§ **YOUR INSTRUCTIONS**: Pick out every line with the word "title" and copy it.

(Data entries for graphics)
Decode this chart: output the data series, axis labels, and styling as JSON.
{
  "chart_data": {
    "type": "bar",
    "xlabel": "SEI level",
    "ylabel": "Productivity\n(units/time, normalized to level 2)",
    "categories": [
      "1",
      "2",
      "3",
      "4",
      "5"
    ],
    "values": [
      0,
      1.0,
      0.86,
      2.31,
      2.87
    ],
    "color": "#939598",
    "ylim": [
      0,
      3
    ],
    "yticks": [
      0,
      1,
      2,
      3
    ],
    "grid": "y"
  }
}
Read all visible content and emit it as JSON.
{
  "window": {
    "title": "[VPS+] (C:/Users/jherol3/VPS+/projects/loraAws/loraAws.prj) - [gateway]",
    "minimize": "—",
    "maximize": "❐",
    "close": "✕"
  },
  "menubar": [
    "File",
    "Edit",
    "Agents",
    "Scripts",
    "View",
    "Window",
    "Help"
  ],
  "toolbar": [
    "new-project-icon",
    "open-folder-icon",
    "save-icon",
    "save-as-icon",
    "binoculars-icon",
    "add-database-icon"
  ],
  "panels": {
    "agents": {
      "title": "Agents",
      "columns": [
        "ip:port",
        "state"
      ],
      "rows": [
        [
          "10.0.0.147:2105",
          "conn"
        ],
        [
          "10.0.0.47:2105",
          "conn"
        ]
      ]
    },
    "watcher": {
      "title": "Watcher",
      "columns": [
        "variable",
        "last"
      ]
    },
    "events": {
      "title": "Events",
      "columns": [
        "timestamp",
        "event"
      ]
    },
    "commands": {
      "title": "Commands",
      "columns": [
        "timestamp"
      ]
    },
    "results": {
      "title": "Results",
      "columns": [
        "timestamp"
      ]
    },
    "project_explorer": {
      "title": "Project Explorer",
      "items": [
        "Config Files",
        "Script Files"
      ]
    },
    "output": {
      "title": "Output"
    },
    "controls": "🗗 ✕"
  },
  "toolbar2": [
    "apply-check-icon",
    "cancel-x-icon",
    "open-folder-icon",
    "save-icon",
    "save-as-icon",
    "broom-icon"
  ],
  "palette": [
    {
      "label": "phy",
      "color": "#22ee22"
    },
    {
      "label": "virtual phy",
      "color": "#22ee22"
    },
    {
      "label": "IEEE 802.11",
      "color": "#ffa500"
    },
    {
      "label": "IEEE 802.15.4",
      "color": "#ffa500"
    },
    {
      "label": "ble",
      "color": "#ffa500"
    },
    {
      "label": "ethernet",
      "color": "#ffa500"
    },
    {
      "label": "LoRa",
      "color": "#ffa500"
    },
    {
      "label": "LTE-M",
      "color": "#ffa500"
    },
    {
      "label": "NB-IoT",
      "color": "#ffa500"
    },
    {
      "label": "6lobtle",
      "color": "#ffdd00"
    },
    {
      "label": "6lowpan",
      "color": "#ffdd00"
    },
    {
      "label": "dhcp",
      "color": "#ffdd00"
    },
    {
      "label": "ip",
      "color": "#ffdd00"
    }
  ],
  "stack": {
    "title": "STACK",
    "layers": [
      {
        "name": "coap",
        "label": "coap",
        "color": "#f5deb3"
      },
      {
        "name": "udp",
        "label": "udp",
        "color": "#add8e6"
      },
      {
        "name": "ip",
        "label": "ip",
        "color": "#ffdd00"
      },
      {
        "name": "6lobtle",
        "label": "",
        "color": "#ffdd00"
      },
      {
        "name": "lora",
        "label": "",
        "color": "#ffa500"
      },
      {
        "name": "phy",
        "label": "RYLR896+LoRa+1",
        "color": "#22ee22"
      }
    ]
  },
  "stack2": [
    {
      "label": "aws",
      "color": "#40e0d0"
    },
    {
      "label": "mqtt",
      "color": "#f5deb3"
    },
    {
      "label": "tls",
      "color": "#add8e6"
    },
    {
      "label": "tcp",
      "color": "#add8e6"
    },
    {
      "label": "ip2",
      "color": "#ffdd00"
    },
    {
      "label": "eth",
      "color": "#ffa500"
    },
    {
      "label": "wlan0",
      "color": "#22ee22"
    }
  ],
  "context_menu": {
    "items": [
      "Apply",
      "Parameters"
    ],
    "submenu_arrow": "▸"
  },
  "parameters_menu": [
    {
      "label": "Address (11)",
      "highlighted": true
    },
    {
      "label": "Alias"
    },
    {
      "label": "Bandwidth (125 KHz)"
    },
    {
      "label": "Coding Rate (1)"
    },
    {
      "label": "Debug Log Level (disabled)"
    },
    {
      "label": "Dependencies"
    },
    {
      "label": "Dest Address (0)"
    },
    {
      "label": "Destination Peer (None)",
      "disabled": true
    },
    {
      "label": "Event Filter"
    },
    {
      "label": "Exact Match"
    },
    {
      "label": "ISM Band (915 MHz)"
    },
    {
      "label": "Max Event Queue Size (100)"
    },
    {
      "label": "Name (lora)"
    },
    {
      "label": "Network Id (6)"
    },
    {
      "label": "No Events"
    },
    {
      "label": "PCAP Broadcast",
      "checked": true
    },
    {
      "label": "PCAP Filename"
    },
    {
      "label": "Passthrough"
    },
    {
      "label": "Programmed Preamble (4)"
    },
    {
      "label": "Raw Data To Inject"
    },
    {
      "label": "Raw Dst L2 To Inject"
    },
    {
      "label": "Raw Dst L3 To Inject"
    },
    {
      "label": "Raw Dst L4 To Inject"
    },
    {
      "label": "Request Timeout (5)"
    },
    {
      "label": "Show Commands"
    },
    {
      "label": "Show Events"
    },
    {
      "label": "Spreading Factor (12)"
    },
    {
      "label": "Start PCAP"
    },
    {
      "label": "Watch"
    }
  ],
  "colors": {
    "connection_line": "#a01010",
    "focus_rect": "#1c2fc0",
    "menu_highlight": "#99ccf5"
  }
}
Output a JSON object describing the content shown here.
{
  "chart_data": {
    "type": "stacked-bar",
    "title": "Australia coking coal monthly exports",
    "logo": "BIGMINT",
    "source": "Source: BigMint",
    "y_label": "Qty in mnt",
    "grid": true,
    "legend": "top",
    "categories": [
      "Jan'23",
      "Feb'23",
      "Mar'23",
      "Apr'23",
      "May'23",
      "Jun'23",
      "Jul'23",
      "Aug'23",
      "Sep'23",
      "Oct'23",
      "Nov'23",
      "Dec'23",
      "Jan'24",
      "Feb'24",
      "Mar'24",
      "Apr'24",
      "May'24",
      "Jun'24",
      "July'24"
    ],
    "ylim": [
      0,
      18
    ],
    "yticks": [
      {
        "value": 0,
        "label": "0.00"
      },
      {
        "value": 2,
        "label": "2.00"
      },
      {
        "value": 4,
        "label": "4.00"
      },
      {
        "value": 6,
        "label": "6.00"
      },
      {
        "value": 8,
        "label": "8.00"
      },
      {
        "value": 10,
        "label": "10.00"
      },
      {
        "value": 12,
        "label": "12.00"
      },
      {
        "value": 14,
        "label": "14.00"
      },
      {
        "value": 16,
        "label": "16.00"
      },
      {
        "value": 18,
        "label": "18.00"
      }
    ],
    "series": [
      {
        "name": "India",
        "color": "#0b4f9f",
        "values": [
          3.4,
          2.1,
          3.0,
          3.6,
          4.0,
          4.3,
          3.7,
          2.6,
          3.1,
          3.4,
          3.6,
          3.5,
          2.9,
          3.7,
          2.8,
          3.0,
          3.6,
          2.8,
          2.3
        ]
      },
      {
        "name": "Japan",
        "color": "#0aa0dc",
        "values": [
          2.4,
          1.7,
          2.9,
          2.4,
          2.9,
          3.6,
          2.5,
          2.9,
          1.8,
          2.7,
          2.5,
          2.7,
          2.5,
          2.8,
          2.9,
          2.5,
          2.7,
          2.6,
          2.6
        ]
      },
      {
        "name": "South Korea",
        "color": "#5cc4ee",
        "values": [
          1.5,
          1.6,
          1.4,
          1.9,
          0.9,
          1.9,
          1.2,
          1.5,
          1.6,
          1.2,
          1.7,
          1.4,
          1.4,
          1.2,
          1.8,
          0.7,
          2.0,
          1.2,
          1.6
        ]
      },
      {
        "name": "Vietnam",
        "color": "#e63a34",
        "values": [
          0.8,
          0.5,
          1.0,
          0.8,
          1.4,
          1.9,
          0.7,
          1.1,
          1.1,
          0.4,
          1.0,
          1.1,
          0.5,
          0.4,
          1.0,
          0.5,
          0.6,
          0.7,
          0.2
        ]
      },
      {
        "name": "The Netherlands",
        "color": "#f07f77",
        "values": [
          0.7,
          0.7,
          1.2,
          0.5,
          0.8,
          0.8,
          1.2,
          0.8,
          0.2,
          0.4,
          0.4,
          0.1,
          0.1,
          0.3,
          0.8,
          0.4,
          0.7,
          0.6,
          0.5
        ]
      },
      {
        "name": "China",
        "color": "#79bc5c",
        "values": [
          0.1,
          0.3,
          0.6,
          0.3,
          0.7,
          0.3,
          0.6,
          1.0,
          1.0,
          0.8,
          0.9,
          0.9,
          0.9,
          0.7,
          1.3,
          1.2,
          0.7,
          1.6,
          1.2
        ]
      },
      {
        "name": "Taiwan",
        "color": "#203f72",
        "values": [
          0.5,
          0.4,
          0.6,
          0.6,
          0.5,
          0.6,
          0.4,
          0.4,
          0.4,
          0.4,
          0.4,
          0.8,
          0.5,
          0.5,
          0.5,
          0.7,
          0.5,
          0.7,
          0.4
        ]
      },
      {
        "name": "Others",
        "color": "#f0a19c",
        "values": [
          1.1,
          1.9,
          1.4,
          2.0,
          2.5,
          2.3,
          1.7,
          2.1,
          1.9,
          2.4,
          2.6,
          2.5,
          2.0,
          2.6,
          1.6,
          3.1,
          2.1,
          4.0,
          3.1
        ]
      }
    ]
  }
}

§ **SOLUTION FOR THIS TASK**:
    "title": "[VPS+] (C:/Users/jherol3/VPS+/projects/loraAws/loraAws.prj) - [gateway]",
      "title": "Agents",
      "title": "Watcher",
      "title": "Events",
      "title": "Commands",
      "title": "Results",
      "title": "Project Explorer",
      "title": "Output"
    "title": "STACK",
    "title": "Australia coking coal monthly exports",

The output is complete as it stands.